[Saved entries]
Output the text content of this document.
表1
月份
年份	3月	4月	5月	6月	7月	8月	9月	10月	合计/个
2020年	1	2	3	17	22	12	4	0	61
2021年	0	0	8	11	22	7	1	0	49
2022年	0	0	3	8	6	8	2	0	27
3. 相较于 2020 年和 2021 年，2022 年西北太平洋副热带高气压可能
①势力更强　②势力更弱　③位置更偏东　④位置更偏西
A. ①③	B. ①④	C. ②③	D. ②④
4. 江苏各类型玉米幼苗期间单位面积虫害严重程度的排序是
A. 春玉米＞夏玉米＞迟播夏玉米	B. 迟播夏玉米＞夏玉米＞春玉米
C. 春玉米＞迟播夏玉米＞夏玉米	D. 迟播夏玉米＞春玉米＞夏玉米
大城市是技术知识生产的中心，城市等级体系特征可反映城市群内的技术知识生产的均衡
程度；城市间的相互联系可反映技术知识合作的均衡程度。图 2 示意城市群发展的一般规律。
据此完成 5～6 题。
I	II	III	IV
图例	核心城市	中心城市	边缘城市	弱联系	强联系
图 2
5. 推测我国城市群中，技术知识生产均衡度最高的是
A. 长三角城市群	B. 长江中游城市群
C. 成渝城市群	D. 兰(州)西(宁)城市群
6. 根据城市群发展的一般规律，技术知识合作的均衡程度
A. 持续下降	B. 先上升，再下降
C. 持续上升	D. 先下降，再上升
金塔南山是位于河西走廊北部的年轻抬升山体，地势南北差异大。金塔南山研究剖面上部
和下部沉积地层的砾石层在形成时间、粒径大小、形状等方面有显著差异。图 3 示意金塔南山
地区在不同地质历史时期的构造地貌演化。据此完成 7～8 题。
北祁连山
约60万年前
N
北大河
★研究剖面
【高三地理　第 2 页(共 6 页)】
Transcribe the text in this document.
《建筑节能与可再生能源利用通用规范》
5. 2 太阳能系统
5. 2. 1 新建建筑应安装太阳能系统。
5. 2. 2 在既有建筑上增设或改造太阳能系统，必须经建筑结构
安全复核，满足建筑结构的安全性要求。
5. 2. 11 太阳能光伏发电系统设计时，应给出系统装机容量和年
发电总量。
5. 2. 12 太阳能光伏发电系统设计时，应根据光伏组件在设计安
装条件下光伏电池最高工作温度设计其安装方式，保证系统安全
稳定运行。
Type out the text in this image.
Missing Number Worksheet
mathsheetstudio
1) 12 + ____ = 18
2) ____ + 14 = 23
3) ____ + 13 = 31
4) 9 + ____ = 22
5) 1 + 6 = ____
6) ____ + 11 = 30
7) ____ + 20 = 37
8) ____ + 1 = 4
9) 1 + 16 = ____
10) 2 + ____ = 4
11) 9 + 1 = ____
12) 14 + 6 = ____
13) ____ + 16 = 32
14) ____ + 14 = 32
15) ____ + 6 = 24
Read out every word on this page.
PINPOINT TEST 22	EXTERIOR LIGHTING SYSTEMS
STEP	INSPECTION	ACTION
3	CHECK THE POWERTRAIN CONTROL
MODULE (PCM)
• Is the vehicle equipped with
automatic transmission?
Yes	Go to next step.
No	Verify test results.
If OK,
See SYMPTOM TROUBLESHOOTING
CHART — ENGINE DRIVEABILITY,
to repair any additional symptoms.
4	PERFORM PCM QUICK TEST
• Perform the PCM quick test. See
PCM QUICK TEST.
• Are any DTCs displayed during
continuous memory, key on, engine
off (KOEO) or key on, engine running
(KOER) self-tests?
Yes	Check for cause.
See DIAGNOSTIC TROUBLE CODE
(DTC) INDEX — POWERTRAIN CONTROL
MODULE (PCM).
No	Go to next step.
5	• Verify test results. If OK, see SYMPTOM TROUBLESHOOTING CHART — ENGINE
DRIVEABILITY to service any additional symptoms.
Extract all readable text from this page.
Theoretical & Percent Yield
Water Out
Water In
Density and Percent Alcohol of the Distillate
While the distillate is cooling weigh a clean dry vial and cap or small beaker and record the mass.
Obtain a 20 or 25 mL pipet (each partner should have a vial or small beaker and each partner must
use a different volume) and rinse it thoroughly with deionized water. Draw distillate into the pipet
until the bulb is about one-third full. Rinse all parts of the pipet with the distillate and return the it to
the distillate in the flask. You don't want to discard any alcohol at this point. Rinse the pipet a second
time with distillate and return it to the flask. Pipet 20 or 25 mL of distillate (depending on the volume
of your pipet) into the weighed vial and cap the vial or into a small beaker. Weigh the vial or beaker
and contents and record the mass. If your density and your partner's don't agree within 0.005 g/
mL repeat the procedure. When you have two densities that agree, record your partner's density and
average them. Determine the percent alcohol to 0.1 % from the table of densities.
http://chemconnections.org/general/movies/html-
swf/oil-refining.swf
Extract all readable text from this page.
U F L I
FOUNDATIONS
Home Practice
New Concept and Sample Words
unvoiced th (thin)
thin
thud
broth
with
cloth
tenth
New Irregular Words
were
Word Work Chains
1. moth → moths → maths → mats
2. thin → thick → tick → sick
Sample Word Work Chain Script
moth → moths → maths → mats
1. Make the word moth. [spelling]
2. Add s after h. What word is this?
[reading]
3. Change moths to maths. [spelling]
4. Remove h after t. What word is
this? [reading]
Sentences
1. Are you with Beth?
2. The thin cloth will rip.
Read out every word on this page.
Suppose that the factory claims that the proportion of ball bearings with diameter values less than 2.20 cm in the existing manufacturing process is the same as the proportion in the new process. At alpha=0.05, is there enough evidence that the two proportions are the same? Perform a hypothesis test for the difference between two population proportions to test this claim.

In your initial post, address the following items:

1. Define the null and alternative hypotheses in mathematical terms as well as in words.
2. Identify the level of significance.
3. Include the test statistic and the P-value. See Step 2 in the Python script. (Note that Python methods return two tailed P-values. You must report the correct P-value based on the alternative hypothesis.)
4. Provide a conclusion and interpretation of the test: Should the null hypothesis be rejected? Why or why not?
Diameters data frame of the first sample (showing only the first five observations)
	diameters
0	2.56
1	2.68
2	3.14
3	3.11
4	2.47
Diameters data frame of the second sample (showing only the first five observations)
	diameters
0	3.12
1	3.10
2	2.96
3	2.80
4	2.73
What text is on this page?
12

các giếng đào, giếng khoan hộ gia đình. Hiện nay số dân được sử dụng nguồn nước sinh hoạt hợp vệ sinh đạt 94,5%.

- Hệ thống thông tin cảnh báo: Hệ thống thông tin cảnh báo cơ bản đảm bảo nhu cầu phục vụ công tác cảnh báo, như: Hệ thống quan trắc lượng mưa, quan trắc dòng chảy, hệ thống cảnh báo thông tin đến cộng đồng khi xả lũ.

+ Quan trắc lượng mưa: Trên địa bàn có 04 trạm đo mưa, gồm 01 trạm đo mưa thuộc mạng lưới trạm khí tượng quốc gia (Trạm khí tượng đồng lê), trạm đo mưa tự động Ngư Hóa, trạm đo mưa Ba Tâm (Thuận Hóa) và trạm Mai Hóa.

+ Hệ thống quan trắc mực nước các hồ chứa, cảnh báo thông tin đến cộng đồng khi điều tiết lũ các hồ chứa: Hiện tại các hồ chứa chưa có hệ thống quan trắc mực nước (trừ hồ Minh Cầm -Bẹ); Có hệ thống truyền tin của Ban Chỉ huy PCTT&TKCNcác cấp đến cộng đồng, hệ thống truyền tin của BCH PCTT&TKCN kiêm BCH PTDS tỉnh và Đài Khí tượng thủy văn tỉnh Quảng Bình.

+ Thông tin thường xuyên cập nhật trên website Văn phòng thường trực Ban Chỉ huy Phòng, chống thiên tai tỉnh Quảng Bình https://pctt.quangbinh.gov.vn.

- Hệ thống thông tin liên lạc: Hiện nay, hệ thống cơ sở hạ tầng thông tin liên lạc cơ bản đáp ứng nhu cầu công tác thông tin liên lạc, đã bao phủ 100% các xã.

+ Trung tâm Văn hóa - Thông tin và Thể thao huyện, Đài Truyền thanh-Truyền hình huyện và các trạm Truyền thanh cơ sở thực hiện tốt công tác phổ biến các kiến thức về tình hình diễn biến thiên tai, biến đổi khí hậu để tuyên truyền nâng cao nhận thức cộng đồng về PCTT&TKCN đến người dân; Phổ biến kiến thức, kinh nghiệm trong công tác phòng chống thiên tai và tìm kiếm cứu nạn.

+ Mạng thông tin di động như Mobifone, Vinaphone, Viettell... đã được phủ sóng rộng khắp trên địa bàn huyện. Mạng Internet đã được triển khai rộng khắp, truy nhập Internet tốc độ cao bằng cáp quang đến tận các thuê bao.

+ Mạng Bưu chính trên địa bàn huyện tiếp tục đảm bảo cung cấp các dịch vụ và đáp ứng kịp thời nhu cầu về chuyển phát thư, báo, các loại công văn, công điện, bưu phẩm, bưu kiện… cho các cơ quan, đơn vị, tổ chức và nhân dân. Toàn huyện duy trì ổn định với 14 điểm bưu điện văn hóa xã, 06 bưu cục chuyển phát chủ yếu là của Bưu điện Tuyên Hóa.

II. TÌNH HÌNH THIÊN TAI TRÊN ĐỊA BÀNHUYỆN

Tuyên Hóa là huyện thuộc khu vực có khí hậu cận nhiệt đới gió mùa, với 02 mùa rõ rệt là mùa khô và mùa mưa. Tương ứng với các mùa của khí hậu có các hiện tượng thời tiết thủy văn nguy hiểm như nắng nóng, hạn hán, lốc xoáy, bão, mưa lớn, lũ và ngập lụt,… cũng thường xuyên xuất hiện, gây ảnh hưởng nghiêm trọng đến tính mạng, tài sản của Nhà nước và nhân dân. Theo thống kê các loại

● **Task instructions**
Each line of the data that includes the word "CONTROL" counts once; report the total and nothing more.

● **Response**
2